(What you have to do)
Copy out all lines of the records in which the word "系统启用证" appears.
%%
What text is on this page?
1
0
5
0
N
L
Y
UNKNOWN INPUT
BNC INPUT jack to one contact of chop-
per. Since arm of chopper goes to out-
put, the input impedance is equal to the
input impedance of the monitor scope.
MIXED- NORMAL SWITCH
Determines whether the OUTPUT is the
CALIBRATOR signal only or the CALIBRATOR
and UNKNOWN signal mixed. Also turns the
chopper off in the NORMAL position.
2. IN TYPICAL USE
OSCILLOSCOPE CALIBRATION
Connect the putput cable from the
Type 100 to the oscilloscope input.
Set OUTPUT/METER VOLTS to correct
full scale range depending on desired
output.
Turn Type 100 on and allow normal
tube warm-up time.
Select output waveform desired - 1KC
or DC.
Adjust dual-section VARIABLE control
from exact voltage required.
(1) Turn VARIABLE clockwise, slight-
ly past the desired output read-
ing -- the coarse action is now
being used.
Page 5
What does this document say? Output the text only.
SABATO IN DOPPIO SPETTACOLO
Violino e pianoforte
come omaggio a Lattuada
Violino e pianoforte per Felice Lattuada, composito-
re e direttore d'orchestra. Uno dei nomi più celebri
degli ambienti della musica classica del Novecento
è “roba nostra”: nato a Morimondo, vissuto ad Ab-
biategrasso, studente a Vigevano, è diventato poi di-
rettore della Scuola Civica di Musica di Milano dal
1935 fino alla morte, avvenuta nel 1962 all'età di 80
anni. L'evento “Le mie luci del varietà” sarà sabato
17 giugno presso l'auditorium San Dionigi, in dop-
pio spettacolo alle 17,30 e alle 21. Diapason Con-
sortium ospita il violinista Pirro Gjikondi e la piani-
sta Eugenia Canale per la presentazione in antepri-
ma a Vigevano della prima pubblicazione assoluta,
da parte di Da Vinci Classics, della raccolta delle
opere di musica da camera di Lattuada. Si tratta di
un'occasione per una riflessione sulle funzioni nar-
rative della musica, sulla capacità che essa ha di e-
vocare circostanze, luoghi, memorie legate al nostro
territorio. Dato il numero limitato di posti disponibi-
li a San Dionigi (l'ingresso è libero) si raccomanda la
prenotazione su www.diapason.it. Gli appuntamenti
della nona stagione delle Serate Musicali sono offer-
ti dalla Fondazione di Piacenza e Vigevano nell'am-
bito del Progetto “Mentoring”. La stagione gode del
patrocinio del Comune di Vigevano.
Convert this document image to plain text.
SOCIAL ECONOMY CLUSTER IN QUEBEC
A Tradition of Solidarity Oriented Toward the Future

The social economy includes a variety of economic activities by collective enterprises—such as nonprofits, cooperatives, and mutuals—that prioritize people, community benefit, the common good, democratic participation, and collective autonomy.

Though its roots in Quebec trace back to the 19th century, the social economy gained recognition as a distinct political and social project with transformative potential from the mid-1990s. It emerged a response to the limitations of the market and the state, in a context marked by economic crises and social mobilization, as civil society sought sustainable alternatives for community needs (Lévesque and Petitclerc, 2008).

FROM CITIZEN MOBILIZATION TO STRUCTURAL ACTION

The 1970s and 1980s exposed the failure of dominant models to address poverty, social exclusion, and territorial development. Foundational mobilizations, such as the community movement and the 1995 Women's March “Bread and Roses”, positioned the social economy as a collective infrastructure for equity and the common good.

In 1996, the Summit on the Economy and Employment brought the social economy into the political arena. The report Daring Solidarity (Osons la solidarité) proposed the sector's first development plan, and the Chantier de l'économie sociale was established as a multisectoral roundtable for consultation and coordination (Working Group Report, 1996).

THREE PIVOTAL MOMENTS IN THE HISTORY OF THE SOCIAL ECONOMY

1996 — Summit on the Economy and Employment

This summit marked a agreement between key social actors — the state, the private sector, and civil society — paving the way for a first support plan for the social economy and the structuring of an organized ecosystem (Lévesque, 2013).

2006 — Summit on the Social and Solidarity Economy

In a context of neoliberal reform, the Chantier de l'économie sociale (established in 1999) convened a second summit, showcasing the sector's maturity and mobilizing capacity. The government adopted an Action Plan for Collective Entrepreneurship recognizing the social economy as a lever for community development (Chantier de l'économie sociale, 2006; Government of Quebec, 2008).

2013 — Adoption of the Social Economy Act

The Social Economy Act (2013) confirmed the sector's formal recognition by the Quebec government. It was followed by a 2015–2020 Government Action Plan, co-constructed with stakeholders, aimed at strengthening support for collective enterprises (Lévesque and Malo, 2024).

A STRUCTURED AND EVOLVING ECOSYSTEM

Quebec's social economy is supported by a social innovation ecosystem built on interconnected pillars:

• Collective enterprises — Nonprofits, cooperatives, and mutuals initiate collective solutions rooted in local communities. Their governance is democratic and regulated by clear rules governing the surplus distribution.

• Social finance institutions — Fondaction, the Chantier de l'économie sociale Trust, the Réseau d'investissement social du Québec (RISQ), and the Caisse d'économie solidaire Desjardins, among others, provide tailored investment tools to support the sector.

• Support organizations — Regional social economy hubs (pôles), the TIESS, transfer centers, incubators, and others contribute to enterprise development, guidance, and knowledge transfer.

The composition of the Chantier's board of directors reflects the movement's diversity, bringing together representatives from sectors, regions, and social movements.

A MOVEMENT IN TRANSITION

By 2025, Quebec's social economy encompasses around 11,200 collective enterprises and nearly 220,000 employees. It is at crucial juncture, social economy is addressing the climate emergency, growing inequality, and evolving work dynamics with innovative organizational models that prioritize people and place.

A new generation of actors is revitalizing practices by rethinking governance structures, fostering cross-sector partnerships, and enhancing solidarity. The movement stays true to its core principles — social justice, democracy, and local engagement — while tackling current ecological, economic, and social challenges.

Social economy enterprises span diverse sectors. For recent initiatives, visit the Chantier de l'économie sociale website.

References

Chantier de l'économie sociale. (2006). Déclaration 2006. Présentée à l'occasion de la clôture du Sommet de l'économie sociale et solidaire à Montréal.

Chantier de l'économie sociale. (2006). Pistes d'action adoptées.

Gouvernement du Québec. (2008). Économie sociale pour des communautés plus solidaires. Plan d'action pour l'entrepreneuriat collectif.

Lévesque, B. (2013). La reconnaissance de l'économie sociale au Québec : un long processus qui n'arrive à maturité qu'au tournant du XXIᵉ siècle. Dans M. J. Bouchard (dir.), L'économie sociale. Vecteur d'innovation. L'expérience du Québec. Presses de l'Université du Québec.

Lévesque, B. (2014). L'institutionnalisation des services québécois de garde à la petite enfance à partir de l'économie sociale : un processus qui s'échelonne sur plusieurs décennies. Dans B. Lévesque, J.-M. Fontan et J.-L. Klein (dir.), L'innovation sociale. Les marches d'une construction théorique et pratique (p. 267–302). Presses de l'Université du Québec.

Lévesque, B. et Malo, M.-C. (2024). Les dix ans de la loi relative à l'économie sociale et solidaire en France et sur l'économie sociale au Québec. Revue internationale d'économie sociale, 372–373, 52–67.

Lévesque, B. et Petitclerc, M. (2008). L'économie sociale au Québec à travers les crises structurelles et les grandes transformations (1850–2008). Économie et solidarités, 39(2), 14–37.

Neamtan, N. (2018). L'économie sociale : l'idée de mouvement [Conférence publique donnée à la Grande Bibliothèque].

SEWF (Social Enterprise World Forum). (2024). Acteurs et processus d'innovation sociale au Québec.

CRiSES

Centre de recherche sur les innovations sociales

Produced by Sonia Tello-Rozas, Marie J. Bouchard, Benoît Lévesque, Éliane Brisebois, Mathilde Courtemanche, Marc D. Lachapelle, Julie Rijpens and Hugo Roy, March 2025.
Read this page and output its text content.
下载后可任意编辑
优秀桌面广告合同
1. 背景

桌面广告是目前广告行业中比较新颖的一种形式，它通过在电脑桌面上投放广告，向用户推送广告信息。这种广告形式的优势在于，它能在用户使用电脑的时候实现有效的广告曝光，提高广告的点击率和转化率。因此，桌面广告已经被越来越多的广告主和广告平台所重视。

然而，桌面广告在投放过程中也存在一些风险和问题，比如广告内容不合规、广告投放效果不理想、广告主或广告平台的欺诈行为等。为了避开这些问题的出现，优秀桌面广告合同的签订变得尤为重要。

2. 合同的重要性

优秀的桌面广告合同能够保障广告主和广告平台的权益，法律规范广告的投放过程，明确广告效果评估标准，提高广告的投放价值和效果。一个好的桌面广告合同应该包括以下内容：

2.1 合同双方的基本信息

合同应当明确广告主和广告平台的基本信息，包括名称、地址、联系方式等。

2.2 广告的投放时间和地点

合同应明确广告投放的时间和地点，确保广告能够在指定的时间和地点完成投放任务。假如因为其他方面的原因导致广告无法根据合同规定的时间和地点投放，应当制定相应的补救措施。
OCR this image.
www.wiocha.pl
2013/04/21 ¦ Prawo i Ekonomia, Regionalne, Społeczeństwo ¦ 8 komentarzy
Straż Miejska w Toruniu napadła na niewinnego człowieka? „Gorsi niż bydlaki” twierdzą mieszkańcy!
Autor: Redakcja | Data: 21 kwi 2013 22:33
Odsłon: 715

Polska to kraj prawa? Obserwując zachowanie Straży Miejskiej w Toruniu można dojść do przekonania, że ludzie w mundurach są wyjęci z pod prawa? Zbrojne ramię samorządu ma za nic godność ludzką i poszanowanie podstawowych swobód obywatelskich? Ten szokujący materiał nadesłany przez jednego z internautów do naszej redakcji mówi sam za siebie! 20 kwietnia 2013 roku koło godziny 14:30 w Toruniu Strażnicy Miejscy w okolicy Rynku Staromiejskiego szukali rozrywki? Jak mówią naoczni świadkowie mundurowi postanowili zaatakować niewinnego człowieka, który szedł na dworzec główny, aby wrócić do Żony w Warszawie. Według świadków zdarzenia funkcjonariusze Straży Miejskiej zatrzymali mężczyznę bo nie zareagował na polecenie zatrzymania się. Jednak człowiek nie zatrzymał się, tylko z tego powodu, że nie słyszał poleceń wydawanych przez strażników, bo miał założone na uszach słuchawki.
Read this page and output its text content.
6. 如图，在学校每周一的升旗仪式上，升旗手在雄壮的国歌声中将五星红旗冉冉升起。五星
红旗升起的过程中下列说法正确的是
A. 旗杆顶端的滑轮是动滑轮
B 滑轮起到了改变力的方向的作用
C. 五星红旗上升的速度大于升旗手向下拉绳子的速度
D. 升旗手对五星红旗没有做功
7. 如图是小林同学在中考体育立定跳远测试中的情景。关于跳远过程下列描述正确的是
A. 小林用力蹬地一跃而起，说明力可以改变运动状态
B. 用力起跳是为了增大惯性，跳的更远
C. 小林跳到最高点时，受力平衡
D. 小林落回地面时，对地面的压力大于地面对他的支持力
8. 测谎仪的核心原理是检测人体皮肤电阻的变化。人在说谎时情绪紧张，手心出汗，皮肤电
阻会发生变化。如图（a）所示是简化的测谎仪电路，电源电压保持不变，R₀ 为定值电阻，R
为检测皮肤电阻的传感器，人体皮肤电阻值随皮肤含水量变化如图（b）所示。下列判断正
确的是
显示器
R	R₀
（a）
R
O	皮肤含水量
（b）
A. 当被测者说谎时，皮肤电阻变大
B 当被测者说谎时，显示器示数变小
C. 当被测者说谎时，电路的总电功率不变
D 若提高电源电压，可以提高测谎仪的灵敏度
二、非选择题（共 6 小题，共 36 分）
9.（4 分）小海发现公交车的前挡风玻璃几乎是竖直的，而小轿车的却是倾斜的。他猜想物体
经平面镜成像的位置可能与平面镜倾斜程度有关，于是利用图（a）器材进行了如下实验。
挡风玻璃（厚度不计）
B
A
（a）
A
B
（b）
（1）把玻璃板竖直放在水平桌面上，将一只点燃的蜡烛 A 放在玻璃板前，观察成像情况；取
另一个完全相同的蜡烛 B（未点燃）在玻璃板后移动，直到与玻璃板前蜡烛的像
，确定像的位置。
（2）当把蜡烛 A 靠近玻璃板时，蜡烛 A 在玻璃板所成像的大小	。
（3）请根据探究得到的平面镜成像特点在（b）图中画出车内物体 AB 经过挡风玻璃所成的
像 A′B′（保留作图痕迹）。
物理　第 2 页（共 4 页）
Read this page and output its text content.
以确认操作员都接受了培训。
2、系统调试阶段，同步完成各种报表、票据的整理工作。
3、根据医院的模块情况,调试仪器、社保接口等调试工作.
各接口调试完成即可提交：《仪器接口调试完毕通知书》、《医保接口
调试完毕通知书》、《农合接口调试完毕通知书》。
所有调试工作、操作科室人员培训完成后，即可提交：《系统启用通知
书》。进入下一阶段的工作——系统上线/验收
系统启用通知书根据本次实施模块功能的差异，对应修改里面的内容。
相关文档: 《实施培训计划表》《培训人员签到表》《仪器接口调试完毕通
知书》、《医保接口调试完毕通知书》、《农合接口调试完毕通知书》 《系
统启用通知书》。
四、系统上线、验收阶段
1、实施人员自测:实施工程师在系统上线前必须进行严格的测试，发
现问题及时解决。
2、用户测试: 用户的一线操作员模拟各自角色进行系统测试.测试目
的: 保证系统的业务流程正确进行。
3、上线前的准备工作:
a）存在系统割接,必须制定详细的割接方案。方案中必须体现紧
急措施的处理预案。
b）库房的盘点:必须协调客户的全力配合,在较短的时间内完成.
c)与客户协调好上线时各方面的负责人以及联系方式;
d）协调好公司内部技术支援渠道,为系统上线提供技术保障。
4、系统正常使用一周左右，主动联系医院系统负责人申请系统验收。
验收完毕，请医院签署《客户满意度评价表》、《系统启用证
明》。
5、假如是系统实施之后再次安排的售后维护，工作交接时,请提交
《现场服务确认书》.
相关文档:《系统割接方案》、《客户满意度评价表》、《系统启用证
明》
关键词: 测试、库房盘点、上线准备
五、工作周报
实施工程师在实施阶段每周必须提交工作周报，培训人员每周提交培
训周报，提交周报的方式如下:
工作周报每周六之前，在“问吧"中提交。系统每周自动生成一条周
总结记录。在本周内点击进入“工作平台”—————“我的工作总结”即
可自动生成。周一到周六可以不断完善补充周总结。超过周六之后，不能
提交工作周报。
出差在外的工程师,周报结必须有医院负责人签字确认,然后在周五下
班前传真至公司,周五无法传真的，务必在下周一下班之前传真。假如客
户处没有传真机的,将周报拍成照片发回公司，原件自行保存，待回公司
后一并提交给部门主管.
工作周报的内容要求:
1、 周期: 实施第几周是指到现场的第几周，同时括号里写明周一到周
%%
(Full response)
验收完毕，请医院签署《客户满意度评价表》、《系统启用证
相关文档:《系统割接方案》、《客户满意度评价表》、《系统启用证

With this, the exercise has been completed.